GIVEN TASK 1:
Restate word for word the passage of the aerial yoga article between "20/40/60: Aerial Yoga |" and "through the motions.", inclusive.

20/40/60: Aerial Yoga | The Source Weekly - Bend, Oregon

20/40/60: Aerial Yoga

An emerging form of yoga, more approachable than it might look

20/40/60: Aerial Yoga
Nicole Vulcan
AIReal instructor Mandy Butera, left, leads Source staffers Magdalena Bokowa and Richard Sitts through the motions.

Let's just get this out of the way right now: Aerial yoga is not exclusively for circus performers, gymnasts and dancers. They're the source of inspiration for this increasingly popular form of yoga, but the deep stretches and strengthening beneficial for people who move their bodies for a living can also benefit the rest of us.

At Wren + Wild, the new natural cosmetics-slash-wellness studio located under the same roof as the Cosa Cura boutique, passersby can gaze into the floor-to-ceiling windows along Harriman Street and Greenwood Avenue and see a mass of mysterious-looking silky hammocks, hung from enormous rafters.

MATERIAL FOR THE TASK:
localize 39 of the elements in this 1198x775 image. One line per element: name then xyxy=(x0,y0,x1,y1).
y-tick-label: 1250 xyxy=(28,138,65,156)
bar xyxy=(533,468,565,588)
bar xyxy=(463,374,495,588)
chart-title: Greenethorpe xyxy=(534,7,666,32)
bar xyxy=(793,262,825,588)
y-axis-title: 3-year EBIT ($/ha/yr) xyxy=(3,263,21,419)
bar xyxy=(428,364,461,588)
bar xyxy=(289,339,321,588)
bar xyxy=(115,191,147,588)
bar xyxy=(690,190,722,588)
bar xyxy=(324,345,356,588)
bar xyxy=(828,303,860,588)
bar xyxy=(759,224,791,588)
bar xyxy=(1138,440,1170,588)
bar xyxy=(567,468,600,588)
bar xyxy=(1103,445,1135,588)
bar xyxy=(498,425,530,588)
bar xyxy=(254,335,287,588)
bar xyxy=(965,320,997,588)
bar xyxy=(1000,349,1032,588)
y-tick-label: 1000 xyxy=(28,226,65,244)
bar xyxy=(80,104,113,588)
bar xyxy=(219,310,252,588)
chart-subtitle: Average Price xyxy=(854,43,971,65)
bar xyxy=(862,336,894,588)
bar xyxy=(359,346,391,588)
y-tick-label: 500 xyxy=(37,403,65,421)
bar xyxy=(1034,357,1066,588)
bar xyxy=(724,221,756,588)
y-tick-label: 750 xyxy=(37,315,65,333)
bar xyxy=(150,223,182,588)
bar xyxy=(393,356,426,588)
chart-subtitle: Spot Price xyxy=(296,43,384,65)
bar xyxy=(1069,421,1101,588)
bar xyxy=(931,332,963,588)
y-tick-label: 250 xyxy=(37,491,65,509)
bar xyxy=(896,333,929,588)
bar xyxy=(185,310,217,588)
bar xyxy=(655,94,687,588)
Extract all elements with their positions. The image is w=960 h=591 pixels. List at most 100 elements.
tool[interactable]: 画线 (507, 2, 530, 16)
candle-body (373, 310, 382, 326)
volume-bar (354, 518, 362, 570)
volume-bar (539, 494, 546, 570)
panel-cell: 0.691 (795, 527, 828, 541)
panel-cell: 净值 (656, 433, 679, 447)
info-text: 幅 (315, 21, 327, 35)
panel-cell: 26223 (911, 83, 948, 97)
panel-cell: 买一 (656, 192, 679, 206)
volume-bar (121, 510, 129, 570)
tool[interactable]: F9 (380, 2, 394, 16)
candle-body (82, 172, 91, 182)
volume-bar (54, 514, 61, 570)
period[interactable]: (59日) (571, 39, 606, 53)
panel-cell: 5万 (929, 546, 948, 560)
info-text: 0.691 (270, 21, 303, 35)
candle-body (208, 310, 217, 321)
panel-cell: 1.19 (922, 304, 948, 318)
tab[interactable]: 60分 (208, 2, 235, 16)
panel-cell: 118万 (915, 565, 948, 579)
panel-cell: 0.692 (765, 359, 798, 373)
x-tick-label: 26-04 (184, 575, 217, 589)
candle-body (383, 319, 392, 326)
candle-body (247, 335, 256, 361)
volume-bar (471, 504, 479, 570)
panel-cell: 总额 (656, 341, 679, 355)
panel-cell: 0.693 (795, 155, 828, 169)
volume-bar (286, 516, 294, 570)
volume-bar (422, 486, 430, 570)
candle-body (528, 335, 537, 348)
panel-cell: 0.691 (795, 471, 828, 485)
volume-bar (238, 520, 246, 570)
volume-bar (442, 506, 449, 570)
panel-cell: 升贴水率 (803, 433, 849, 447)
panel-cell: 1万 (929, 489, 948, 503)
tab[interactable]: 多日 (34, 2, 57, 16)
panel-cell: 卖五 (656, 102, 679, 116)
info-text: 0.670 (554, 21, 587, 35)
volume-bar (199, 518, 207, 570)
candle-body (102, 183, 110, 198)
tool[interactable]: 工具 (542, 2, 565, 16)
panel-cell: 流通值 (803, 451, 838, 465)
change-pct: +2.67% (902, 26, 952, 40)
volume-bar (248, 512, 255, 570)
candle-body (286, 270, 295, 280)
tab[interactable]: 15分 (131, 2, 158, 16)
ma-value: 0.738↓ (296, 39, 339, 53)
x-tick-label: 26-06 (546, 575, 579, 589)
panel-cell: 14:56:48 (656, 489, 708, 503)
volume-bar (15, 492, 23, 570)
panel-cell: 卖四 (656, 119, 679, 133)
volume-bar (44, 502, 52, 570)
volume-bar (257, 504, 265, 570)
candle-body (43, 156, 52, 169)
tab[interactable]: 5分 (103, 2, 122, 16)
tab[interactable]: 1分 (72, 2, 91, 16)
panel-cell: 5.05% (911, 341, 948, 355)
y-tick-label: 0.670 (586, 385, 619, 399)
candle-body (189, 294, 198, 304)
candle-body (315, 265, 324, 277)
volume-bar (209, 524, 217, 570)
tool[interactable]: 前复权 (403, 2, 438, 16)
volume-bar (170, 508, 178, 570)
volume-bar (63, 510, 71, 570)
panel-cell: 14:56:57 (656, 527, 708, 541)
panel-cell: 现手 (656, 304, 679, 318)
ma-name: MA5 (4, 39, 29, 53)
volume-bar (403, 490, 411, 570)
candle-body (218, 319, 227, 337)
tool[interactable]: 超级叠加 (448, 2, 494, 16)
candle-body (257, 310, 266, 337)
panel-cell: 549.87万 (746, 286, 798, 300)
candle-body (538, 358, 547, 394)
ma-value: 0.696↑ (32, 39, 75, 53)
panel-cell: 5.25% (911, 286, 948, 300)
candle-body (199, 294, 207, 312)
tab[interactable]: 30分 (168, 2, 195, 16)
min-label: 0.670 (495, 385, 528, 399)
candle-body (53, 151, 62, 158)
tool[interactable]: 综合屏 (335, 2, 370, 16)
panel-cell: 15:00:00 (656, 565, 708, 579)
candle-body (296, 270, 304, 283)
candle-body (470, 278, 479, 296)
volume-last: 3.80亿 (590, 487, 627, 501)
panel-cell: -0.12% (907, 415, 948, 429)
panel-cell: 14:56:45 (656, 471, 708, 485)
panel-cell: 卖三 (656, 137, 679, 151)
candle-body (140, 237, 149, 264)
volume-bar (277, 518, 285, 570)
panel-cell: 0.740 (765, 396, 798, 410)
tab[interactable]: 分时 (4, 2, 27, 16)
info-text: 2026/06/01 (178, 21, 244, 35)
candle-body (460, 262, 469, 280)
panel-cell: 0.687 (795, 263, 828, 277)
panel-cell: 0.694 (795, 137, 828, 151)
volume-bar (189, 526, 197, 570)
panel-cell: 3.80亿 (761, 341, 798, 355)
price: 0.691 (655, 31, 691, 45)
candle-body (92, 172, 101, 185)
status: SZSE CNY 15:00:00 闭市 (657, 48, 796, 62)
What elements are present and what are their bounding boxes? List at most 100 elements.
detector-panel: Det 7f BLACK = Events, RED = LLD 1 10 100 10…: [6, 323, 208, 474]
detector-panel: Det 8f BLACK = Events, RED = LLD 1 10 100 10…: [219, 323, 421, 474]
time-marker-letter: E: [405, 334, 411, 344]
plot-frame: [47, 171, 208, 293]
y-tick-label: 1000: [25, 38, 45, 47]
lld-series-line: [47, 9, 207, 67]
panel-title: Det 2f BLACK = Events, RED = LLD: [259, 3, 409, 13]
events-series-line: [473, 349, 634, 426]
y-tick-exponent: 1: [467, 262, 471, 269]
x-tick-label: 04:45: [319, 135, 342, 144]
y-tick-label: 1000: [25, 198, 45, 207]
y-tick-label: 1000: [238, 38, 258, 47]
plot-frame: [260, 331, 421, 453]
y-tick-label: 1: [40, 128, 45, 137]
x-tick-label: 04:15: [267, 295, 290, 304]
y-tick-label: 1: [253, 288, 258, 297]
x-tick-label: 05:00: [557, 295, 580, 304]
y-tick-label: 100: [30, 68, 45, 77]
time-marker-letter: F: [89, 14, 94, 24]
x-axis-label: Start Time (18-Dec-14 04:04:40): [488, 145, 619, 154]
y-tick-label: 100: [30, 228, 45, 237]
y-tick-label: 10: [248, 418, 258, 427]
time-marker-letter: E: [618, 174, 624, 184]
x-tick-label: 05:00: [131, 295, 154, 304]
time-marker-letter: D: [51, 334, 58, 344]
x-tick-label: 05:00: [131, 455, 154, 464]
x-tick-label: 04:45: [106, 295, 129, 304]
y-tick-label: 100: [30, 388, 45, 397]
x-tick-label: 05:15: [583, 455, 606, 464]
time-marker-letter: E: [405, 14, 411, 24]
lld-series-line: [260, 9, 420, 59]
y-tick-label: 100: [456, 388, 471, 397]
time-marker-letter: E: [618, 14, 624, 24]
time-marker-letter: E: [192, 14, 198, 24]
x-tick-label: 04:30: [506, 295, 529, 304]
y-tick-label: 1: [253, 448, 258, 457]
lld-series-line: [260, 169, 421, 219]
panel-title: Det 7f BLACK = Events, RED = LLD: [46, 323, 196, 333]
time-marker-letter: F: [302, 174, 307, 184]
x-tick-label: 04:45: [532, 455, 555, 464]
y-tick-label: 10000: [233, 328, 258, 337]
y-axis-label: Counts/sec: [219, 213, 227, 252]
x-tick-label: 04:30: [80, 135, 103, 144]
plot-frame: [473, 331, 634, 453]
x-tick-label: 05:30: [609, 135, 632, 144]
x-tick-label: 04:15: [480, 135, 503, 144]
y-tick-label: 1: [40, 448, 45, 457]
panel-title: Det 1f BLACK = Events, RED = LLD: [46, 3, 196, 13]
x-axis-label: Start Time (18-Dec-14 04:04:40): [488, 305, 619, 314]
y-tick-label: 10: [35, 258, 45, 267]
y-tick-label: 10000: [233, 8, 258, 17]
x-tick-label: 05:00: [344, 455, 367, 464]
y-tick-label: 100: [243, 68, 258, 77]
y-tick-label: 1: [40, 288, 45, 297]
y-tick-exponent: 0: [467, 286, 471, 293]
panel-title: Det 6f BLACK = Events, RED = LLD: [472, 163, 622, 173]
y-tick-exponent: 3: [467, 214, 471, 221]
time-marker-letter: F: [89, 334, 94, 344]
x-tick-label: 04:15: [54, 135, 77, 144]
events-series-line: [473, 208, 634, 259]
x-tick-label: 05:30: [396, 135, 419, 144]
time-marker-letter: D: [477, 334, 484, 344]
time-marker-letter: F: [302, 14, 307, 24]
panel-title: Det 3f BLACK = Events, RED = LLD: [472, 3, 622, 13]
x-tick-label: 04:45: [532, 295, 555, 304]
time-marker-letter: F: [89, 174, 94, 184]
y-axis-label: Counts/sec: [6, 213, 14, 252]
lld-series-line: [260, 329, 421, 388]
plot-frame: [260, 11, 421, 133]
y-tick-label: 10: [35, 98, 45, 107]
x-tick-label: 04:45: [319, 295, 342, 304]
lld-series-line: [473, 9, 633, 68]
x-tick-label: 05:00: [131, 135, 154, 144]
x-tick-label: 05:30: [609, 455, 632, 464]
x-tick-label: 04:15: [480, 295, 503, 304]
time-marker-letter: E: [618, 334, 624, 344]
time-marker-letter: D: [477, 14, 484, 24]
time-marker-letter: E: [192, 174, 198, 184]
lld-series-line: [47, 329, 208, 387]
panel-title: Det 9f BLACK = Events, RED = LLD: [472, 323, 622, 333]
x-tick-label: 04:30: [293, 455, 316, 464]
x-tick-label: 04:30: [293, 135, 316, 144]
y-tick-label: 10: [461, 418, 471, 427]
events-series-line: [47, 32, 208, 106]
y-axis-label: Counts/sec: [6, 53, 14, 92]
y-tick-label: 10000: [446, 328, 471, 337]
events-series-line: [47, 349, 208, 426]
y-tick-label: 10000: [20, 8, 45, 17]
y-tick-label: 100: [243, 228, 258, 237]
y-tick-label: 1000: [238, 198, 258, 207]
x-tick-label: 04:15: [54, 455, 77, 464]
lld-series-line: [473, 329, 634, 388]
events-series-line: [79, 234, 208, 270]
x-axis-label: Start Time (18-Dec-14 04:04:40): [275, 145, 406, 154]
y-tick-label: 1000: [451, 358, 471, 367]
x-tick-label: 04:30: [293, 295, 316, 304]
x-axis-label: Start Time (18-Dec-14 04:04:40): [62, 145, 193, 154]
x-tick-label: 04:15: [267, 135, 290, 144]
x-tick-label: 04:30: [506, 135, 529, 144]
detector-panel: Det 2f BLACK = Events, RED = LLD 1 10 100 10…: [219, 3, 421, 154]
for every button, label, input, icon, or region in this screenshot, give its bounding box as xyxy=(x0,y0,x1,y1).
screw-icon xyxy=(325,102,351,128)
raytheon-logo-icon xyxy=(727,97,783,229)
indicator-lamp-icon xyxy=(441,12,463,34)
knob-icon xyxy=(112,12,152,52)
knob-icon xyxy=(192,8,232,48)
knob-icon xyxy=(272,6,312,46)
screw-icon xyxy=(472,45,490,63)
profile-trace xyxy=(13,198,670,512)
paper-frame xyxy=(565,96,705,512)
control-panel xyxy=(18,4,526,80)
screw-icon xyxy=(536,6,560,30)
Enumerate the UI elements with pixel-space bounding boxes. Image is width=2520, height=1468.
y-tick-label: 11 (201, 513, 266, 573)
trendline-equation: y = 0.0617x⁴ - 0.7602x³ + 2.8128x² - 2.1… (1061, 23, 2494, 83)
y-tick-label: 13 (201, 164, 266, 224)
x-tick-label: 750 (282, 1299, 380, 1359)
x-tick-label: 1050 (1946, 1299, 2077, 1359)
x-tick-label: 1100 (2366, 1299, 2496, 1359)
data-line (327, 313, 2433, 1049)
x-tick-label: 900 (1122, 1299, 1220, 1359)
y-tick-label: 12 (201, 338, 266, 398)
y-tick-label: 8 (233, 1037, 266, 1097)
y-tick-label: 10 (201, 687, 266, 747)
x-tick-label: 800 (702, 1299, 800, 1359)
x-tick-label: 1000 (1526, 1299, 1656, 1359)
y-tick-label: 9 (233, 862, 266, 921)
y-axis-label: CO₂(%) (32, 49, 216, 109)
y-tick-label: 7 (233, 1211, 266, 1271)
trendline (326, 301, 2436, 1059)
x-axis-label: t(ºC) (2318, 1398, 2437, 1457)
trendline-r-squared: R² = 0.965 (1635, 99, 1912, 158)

GIVEN TASK 2:
Quote the rows exactly, from the first line of the rows through the line containing "bar xyxy=(115,191,147,588)", inclusive.

RESPONSE 1:
20/40/60: Aerial Yoga | The Source Weekly - Bend, Oregon

20/40/60: Aerial Yoga

An emerging form of yoga, more approachable than it might look

20/40/60: Aerial Yoga
Nicole Vulcan
AIReal instructor Mandy Butera, left, leads Source staffers Magdalena Bokowa and Richard Sitts through the motions.

RESPONSE 2:
localize 39 of the elements in this 1198x775 image. One line per element: name then xyxy=(x0,y0,x1,y1).
y-tick-label: 1250 xyxy=(28,138,65,156)
bar xyxy=(533,468,565,588)
bar xyxy=(463,374,495,588)
chart-title: Greenethorpe xyxy=(534,7,666,32)
bar xyxy=(793,262,825,588)
y-axis-title: 3-year EBIT ($/ha/yr) xyxy=(3,263,21,419)
bar xyxy=(428,364,461,588)
bar xyxy=(289,339,321,588)
bar xyxy=(115,191,147,588)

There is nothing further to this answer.